Quote each line of the material verbatim, without the pictures.

>> begin ENTRIES SHOWN

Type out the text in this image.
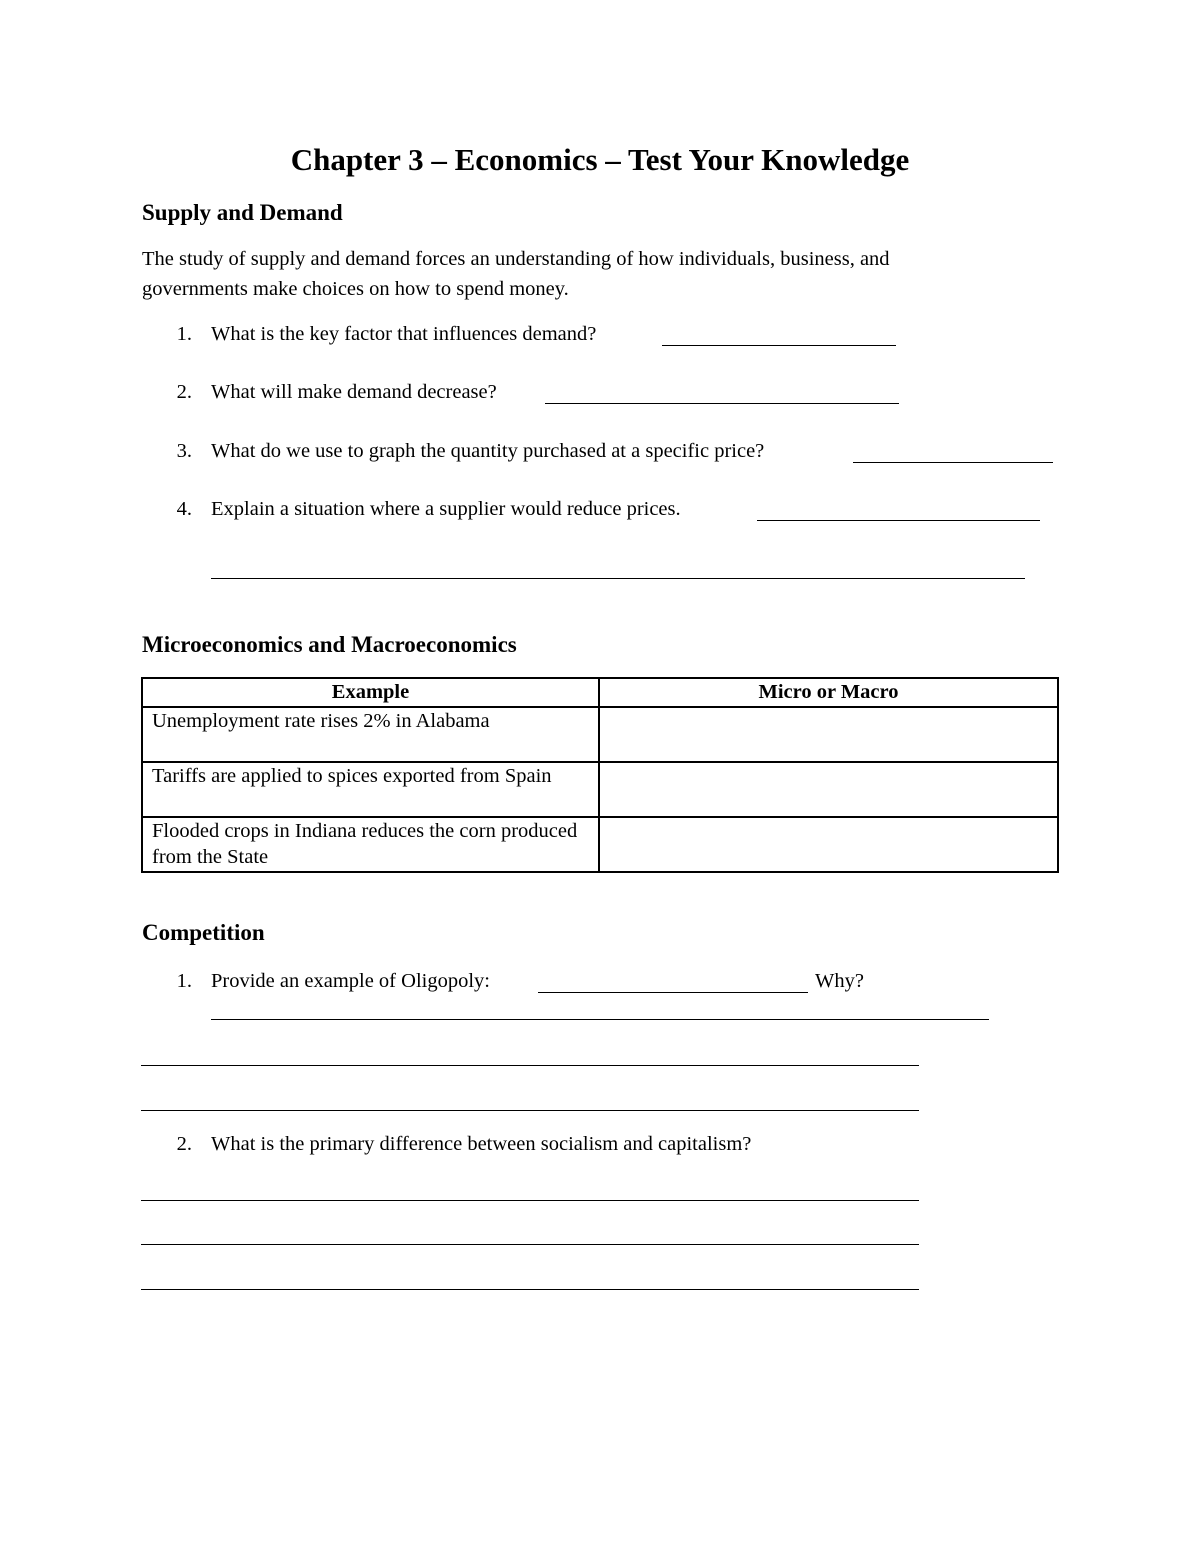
Chapter 3 – Economics – Test Your Knowledge
Supply and Demand
The study of supply and demand forces an understanding of how individuals, business, and
governments make choices on how to spend money.
1. What is the key factor that influences demand?
2. What will make demand decrease?
3. What do we use to graph the quantity purchased at a specific price?
4. Explain a situation where a supplier would reduce prices.
Microeconomics and Macroeconomics
Example	Micro or Macro
Unemployment rate rises 2% in Alabama	
Tariffs are applied to spices exported from Spain	
Flooded crops in Indiana reduces the corn produced from the State	
Competition
1. Provide an example of Oligopoly:	Why?
2. What is the primary difference between socialism and capitalism?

>> end ENTRIES SHOWN

» RESPONSE FOR THIS EXERCISE
Type out the text in this image.
Chapter 3 – Economics – Test Your Knowledge
Supply and Demand
The study of supply and demand forces an understanding of how individuals, business, and
governments make choices on how to spend money.
1. What is the key factor that influences demand?
2. What will make demand decrease?
3. What do we use to graph the quantity purchased at a specific price?
4. Explain a situation where a supplier would reduce prices.
Microeconomics and Macroeconomics
Example	Micro or Macro
Unemployment rate rises 2% in Alabama	
Tariffs are applied to spices exported from Spain	
Flooded crops in Indiana reduces the corn produced from the State	
Competition
1. Provide an example of Oligopoly:	Why?
2. What is the primary difference between socialism and capitalism?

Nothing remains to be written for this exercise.